* [Records shown]:
[START]

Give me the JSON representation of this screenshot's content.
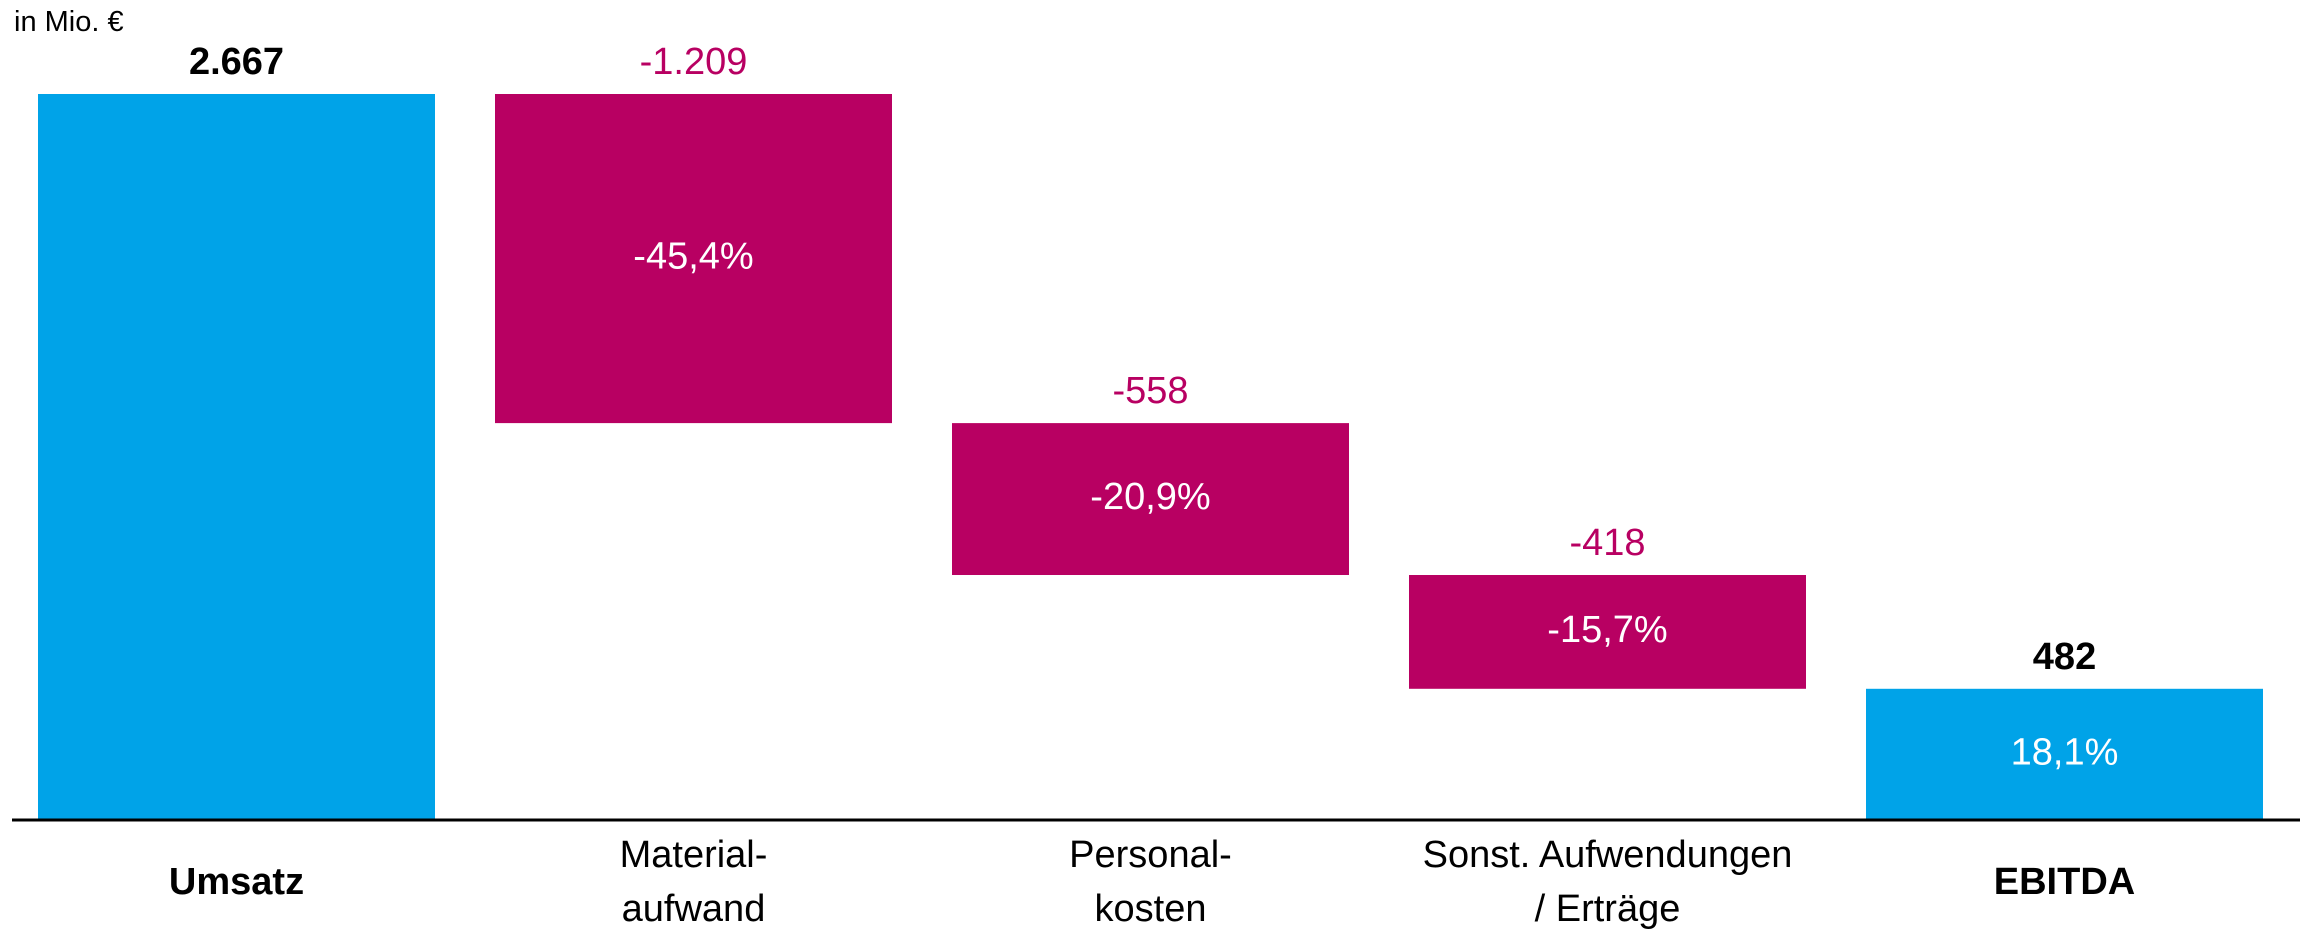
{
  "chart_data": {
    "type": "waterfall",
    "unit": "in Mio. €",
    "categories": [
      "Umsatz",
      "Material-\naufwand",
      "Personal-\nkosten",
      "Sonst. Aufwendungen\n/ Erträge",
      "EBITDA"
    ],
    "values": [
      2667,
      -1209,
      -558,
      -418,
      482
    ],
    "value_labels": [
      "2.667",
      "-1.209",
      "-558",
      "-418",
      "482"
    ],
    "shares": [
      null,
      -45.4,
      -20.9,
      -15.7,
      18.1
    ],
    "share_labels": [
      null,
      "-45,4%",
      "-20,9%",
      "-15,7%",
      "18,1%"
    ],
    "bar_kinds": [
      "total",
      "delta",
      "delta",
      "delta",
      "total"
    ],
    "total_color": "#00a3e8",
    "delta_color": "#b80062"
  }
}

[END]

Copy out all the records exactly, excluding pictures.

Give me the JSON representation of this screenshot's content.
{
  "chart_data": {
    "type": "waterfall",
    "unit": "in Mio. €",
    "categories": [
      "Umsatz",
      "Material-\naufwand",
      "Personal-\nkosten",
      "Sonst. Aufwendungen\n/ Erträge",
      "EBITDA"
    ],
    "values": [
      2667,
      -1209,
      -558,
      -418,
      482
    ],
    "value_labels": [
      "2.667",
      "-1.209",
      "-558",
      "-418",
      "482"
    ],
    "shares": [
      null,
      -45.4,
      -20.9,
      -15.7,
      18.1
    ],
    "share_labels": [
      null,
      "-45,4%",
      "-20,9%",
      "-15,7%",
      "18,1%"
    ],
    "bar_kinds": [
      "total",
      "delta",
      "delta",
      "delta",
      "total"
    ],
    "total_color": "#00a3e8",
    "delta_color": "#b80062"
  }
}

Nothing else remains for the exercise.